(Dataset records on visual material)
[Begin]

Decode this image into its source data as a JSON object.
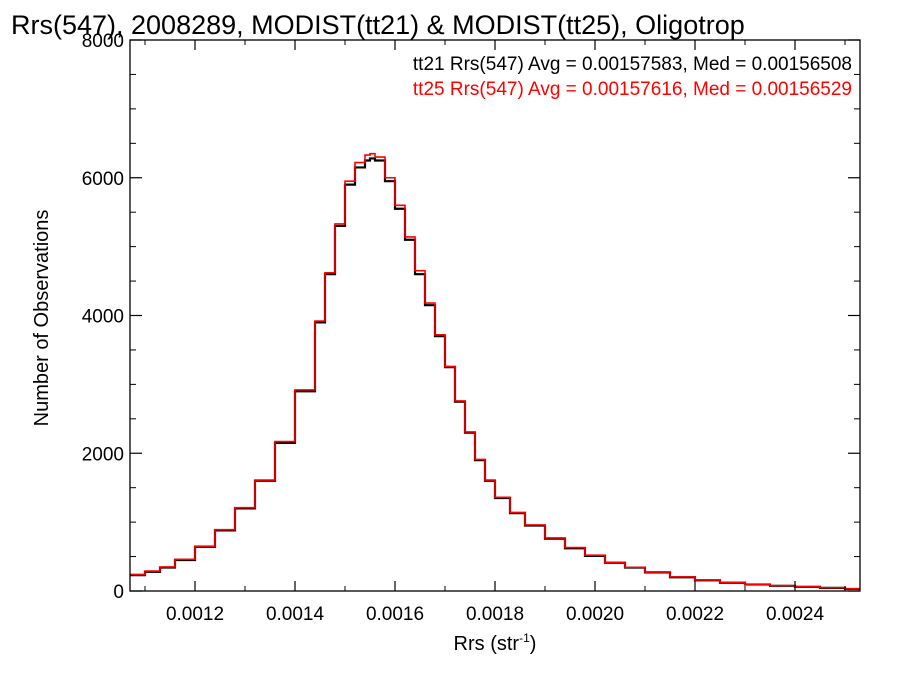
{
  "chart_data": {
    "type": "histogram-step",
    "title": "Rrs(547), 2008289, MODIST(tt21) & MODIST(tt25), Oligotrop",
    "xlabel": "Rrs (str",
    "xlabel_sup": "-1",
    "xlabel_close": ")",
    "ylabel": "Number of Observations",
    "xlim": [
      0.00107,
      0.00253
    ],
    "ylim": [
      0,
      8000
    ],
    "x_ticks": [
      {
        "value": 0.0012,
        "label": "0.0012"
      },
      {
        "value": 0.0014,
        "label": "0.0014"
      },
      {
        "value": 0.0016,
        "label": "0.0016"
      },
      {
        "value": 0.0018,
        "label": "0.0018"
      },
      {
        "value": 0.002,
        "label": "0.0020"
      },
      {
        "value": 0.0022,
        "label": "0.0022"
      },
      {
        "value": 0.0024,
        "label": "0.0024"
      }
    ],
    "y_ticks": [
      {
        "value": 0,
        "label": "0"
      },
      {
        "value": 2000,
        "label": "2000"
      },
      {
        "value": 4000,
        "label": "4000"
      },
      {
        "value": 6000,
        "label": "6000"
      },
      {
        "value": 8000,
        "label": "8000"
      }
    ],
    "grid": false,
    "legend": [
      {
        "text": "tt21 Rrs(547) Avg = 0.00157583, Med = 0.00156508",
        "color": "#000000"
      },
      {
        "text": "tt25 Rrs(547) Avg = 0.00157616, Med = 0.00156529",
        "color": "#ff0000"
      }
    ],
    "legend_position": "top-right",
    "series": [
      {
        "name": "tt21",
        "color": "#000000",
        "x": [
          0.00107,
          0.0011,
          0.00113,
          0.00116,
          0.0012,
          0.00124,
          0.00128,
          0.00132,
          0.00136,
          0.0014,
          0.00144,
          0.00146,
          0.00148,
          0.0015,
          0.00152,
          0.00154,
          0.00155,
          0.00156,
          0.00158,
          0.0016,
          0.00162,
          0.00164,
          0.00166,
          0.00168,
          0.0017,
          0.00172,
          0.00174,
          0.00176,
          0.00178,
          0.0018,
          0.00183,
          0.00186,
          0.0019,
          0.00194,
          0.00198,
          0.00202,
          0.00206,
          0.0021,
          0.00215,
          0.0022,
          0.00225,
          0.0023,
          0.00235,
          0.0024,
          0.00245,
          0.0025,
          0.00253
        ],
        "y": [
          230,
          280,
          340,
          450,
          640,
          880,
          1200,
          1600,
          2150,
          2900,
          3900,
          4600,
          5300,
          5900,
          6150,
          6250,
          6280,
          6250,
          5950,
          5550,
          5100,
          4600,
          4150,
          3700,
          3250,
          2750,
          2300,
          1900,
          1600,
          1350,
          1130,
          950,
          760,
          620,
          510,
          410,
          340,
          270,
          200,
          155,
          120,
          95,
          75,
          60,
          45,
          30,
          30
        ]
      },
      {
        "name": "tt25",
        "color": "#ff0000",
        "x": [
          0.00107,
          0.0011,
          0.00113,
          0.00116,
          0.0012,
          0.00124,
          0.00128,
          0.00132,
          0.00136,
          0.0014,
          0.00144,
          0.00146,
          0.00148,
          0.0015,
          0.00152,
          0.00154,
          0.00155,
          0.00156,
          0.00158,
          0.0016,
          0.00162,
          0.00164,
          0.00166,
          0.00168,
          0.0017,
          0.00172,
          0.00174,
          0.00176,
          0.00178,
          0.0018,
          0.00183,
          0.00186,
          0.0019,
          0.00194,
          0.00198,
          0.00202,
          0.00206,
          0.0021,
          0.00215,
          0.0022,
          0.00225,
          0.0023,
          0.00235,
          0.0024,
          0.00245,
          0.0025,
          0.00253
        ],
        "y": [
          240,
          290,
          350,
          460,
          650,
          890,
          1210,
          1610,
          2170,
          2920,
          3920,
          4620,
          5330,
          5950,
          6220,
          6330,
          6350,
          6300,
          6000,
          5600,
          5140,
          4650,
          4180,
          3720,
          3260,
          2760,
          2310,
          1910,
          1610,
          1360,
          1140,
          960,
          770,
          630,
          520,
          415,
          345,
          275,
          205,
          160,
          125,
          98,
          78,
          62,
          47,
          32,
          32
        ]
      }
    ]
  }
}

[End]

Show the lines of the records that include the string "color".

        "color": "#000000"
        "color": "#ff0000"
        "color": "#000000",
        "color": "#ff0000",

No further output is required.